The Fertility Level of China's Population: Analysis of Microdata from the 2010

Census

Zhenghua Jiang 1

1.International Academy of Sciences for Europe and Asia, Beijing, China

Kuangshi Huang 2, Xuying Zhang

2, Ya-er Zhuang

2, Weiping Jiang

2, Jiapeng Chen

2

2.China Population and Development Research Center, Beijing, China

Abstract: Using microdata from the 2010 census of China, the total fertility rate of China's population is

estimated based on the average number of children ever born reported by 35-year-old women. The

total fertility rate thus calculated from census data is 1.52 births per woman. The fertility rate can also

be estimated based on the number of school-age children counted at age 9, resulting in a total fertility

rate between 1.5 and 1.6. China is among the world's many countries that have a low fertility rate today.

The fertility levels within China display a trend of convergence between various groups including:

different geographic regions, urban and rural areas, different ethnic groups, the whole range of

educational levels, various occupations, the agricultural population and the non-agricultural population,

and the migrant population compared to the registered permanent non-migrant population.

Data entries ->
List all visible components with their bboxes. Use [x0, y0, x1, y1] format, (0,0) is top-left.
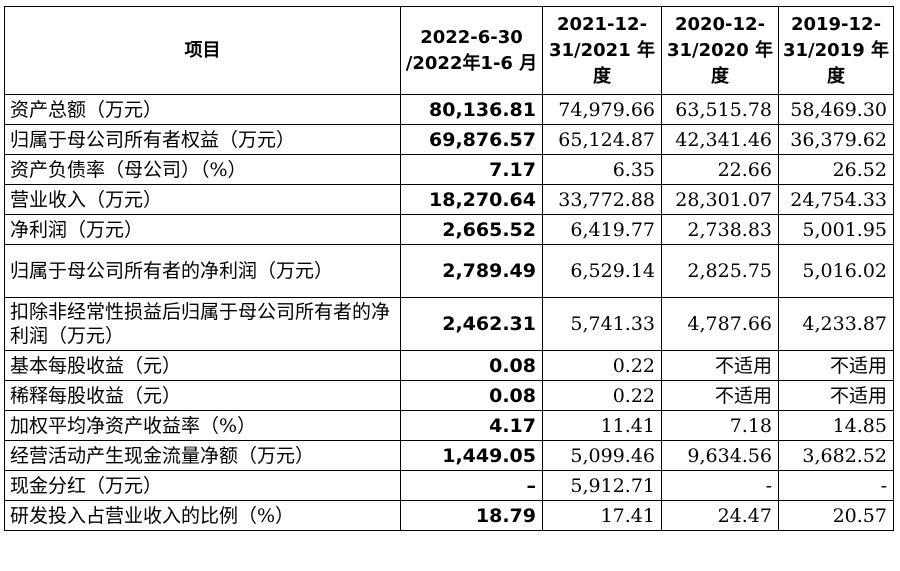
cell-2022h1: – [400, 470, 543, 501]
table-row: 研发投入占营业收入的比例（%） 18.79 17.41 24.47 20.57 [4, 500, 894, 531]
row-label: 资产负债率（母公司）（%） [4, 154, 401, 185]
cell-2020: 9,634.56 [661, 440, 779, 471]
cell-2021: 5,741.33 [542, 297, 662, 351]
cell-2021: 0.22 [542, 380, 662, 411]
row-label: 资产总额（万元） [4, 94, 401, 125]
cell-2020: - [661, 470, 779, 501]
header-item: 项目 [4, 6, 401, 95]
cell-2022h1: 0.08 [400, 380, 543, 411]
cell-2020: 63,515.78 [661, 94, 779, 125]
row-label: 经营活动产生现金流量净额（万元） [4, 440, 401, 471]
row-label: 稀释每股收益（元） [4, 380, 401, 411]
cell-2020: 28,301.07 [661, 184, 779, 215]
cell-2022h1: 7.17 [400, 154, 543, 185]
table-row: 稀释每股收益（元） 0.08 0.22 不适用 不适用 [4, 380, 894, 411]
cell-2019: 5,001.95 [778, 214, 894, 245]
cell-2019: 36,379.62 [778, 124, 894, 155]
cell-2020: 4,787.66 [661, 297, 779, 351]
cell-2021: 6,419.77 [542, 214, 662, 245]
table-row: 归属于母公司所有者权益（万元） 69,876.57 65,124.87 42,341.… [4, 124, 894, 155]
header-2021: 2021-12- 31/2021 年度 [542, 6, 662, 95]
cell-2020: 不适用 [661, 350, 779, 381]
cell-2022h1: 2,665.52 [400, 214, 543, 245]
header-2022h1: 2022-6-30 /2022年1-6 月 [400, 6, 543, 95]
cell-2021: 6.35 [542, 154, 662, 185]
table-row: 经营活动产生现金流量净额（万元） 1,449.05 5,099.46 9,634.56… [4, 440, 894, 471]
cell-2021: 65,124.87 [542, 124, 662, 155]
cell-2022h1: 2,789.49 [400, 244, 543, 298]
table-body: 资产总额（万元） 80,136.81 74,979.66 63,515.78 58,46… [4, 94, 894, 531]
cell-2019: 3,682.52 [778, 440, 894, 471]
cell-2021: 6,529.14 [542, 244, 662, 298]
cell-2019: 26.52 [778, 154, 894, 185]
cell-2019: 不适用 [778, 350, 894, 381]
cell-2020: 7.18 [661, 410, 779, 441]
row-label: 研发投入占营业收入的比例（%） [4, 500, 401, 531]
cell-2020: 24.47 [661, 500, 779, 531]
table-row: 资产总额（万元） 80,136.81 74,979.66 63,515.78 58,46… [4, 94, 894, 125]
cell-2019: 4,233.87 [778, 297, 894, 351]
cell-2022h1: 18,270.64 [400, 184, 543, 215]
header-2020: 2020-12- 31/2020 年度 [661, 6, 779, 95]
table-row: 营业收入（万元） 18,270.64 33,772.88 28,301.07 24,75… [4, 184, 894, 215]
cell-2019: 不适用 [778, 380, 894, 411]
row-label: 加权平均净资产收益率（%） [4, 410, 401, 441]
cell-2022h1: 80,136.81 [400, 94, 543, 125]
cell-2022h1: 4.17 [400, 410, 543, 441]
cell-2022h1: 2,462.31 [400, 297, 543, 351]
cell-2021: 33,772.88 [542, 184, 662, 215]
table-row: 扣除非经常性损益后归属于母公司所有者的净利润（万元） 2,462.31 5,741.… [4, 297, 894, 351]
row-label: 扣除非经常性损益后归属于母公司所有者的净利润（万元） [4, 297, 401, 351]
cell-2021: 17.41 [542, 500, 662, 531]
table-row: 现金分红（万元） –5,912.71- - [4, 470, 894, 501]
table-row: 归属于母公司所有者的净利润（万元） 2,789.49 6,529.14 2,825.7… [4, 244, 894, 298]
cell-2019: - [778, 470, 894, 501]
cell-2022h1: 69,876.57 [400, 124, 543, 155]
cell-2022h1: 0.08 [400, 350, 543, 381]
row-label: 基本每股收益（元） [4, 350, 401, 381]
table-row: 净利润（万元） 2,665.52 6,419.77 2,738.83 5,001.95 [4, 214, 894, 245]
cell-2020: 2,738.83 [661, 214, 779, 245]
header-2019: 2019-12- 31/2019 年度 [778, 6, 894, 95]
cell-2019: 58,469.30 [778, 94, 894, 125]
cell-2022h1: 1,449.05 [400, 440, 543, 471]
row-label: 现金分红（万元） [4, 470, 401, 501]
cell-2019: 14.85 [778, 410, 894, 441]
row-label: 净利润（万元） [4, 214, 401, 245]
cell-2019: 24,754.33 [778, 184, 894, 215]
cell-2021: 0.22 [542, 350, 662, 381]
cell-2021: 5,912.71 [542, 470, 662, 501]
header-row: 项目 2022-6-30 /2022年1-6 月 2021-12- 31/202… [4, 6, 894, 95]
cell-2020: 22.66 [661, 154, 779, 185]
cell-2022h1: 18.79 [400, 500, 543, 531]
cell-2020: 2,825.75 [661, 244, 779, 298]
financial-data-table: 项目 2022-6-30 /2022年1-6 月 2021-12- 31/202… [4, 6, 894, 531]
table-row: 加权平均净资产收益率（%） 4.17 11.41 7.18 14.85 [4, 410, 894, 441]
row-label: 归属于母公司所有者的净利润（万元） [4, 244, 401, 298]
cell-2021: 5,099.46 [542, 440, 662, 471]
cell-2021: 74,979.66 [542, 94, 662, 125]
cell-2019: 5,016.02 [778, 244, 894, 298]
row-label: 归属于母公司所有者权益（万元） [4, 124, 401, 155]
row-label: 营业收入（万元） [4, 184, 401, 215]
cell-2020: 42,341.46 [661, 124, 779, 155]
cell-2021: 11.41 [542, 410, 662, 441]
table-row: 资产负债率（母公司）（%） 7.17 6.35 22.66 26.52 [4, 154, 894, 185]
cell-2019: 20.57 [778, 500, 894, 531]
cell-2020: 不适用 [661, 380, 779, 411]
table-row: 基本每股收益（元） 0.08 0.22 不适用 不适用 [4, 350, 894, 381]
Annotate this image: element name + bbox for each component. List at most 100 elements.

Stated task A -> In the abstract on China's fertility, what total fertility rate is calculated from the census data?
Stated task B -> Give again, word for word, the passage of the abstract on China's fertility that begins at the words "total fertility rate thus" and stops after the words "fertility rate today.".

Right answer A -> 1.52 births per woman

Right answer B ->
total fertility rate thus calculated from census data is 1.52 births per woman. The fertility rate can also

be estimated based on the number of school-age children counted at age 9, resulting in a total fertility

rate between 1.5 and 1.6. China is among the world's many countries that have a low fertility rate today.